Required work. Copy every line of the listing that holds the string "Hutch".

[Excerpt from a dataset]
++++++++
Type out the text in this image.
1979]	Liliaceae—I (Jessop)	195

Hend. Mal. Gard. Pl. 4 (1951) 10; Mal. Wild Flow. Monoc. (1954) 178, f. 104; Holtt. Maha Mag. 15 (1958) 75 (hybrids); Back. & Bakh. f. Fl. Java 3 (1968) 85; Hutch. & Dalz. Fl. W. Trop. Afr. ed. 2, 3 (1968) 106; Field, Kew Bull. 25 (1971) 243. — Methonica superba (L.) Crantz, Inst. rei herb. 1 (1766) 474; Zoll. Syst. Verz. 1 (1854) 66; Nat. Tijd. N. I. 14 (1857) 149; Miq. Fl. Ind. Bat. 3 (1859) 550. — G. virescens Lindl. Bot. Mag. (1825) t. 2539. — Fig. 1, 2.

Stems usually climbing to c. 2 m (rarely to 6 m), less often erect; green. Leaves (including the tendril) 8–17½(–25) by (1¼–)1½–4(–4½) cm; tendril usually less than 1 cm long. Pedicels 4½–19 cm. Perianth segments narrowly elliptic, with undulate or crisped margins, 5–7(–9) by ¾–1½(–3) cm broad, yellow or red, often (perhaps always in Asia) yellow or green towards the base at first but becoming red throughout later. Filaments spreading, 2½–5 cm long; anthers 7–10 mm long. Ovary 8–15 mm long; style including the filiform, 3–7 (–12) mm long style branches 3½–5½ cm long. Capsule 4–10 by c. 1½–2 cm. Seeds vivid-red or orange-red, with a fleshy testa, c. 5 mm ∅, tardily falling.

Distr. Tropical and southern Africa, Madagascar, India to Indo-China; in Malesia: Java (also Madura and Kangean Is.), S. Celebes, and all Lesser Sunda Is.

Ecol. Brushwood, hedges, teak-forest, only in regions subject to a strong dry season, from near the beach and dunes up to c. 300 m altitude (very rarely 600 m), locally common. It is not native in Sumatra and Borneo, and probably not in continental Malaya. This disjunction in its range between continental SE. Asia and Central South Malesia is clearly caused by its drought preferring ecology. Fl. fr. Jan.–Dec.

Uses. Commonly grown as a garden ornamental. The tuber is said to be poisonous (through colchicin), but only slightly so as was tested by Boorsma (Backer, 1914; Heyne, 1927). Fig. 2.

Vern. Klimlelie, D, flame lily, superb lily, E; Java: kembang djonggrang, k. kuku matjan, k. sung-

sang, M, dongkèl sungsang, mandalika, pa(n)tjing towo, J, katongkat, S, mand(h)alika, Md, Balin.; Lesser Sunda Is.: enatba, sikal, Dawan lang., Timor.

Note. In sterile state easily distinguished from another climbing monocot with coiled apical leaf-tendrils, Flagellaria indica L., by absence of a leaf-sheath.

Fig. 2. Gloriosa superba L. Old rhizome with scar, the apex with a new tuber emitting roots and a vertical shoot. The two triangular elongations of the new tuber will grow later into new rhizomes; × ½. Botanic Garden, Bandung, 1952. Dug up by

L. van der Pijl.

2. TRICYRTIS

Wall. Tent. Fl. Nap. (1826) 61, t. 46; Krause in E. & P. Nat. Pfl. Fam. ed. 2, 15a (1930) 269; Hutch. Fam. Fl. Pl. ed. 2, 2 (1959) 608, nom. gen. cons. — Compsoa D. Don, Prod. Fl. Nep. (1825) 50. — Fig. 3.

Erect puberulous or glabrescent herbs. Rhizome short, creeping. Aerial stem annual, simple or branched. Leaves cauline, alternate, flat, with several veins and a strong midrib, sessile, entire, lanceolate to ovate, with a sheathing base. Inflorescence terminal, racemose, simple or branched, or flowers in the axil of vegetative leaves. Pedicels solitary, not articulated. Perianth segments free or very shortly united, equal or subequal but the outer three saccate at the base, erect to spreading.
++++++++
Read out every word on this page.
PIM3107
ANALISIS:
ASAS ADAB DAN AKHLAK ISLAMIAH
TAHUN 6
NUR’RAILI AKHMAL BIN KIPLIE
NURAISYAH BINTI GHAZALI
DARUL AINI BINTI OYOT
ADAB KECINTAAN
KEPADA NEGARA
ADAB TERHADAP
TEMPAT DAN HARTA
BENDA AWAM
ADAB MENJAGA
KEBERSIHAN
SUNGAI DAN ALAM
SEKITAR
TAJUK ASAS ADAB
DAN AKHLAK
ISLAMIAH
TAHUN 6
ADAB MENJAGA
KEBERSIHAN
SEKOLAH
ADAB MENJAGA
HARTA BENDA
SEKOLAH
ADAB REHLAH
++++++++
Response to this task.
Hend. Mal. Gard. Pl. 4 (1951) 10; Mal. Wild Flow. Monoc. (1954) 178, f. 104; Holtt. Maha Mag. 15 (1958) 75 (hybrids); Back. & Bakh. f. Fl. Java 3 (1968) 85; Hutch. & Dalz. Fl. W. Trop. Afr. ed. 2, 3 (1968) 106; Field, Kew Bull. 25 (1971) 243. — Methonica superba (L.) Crantz, Inst. rei herb. 1 (1766) 474; Zoll. Syst. Verz. 1 (1854) 66; Nat. Tijd. N. I. 14 (1857) 149; Miq. Fl. Ind. Bat. 3 (1859) 550. — G. virescens Lindl. Bot. Mag. (1825) t. 2539. — Fig. 1, 2.
Wall. Tent. Fl. Nap. (1826) 61, t. 46; Krause in E. & P. Nat. Pfl. Fam. ed. 2, 15a (1930) 269; Hutch. Fam. Fl. Pl. ed. 2, 2 (1959) 608, nom. gen. cons. — Compsoa D. Don, Prod. Fl. Nep. (1825) 50. — Fig. 3.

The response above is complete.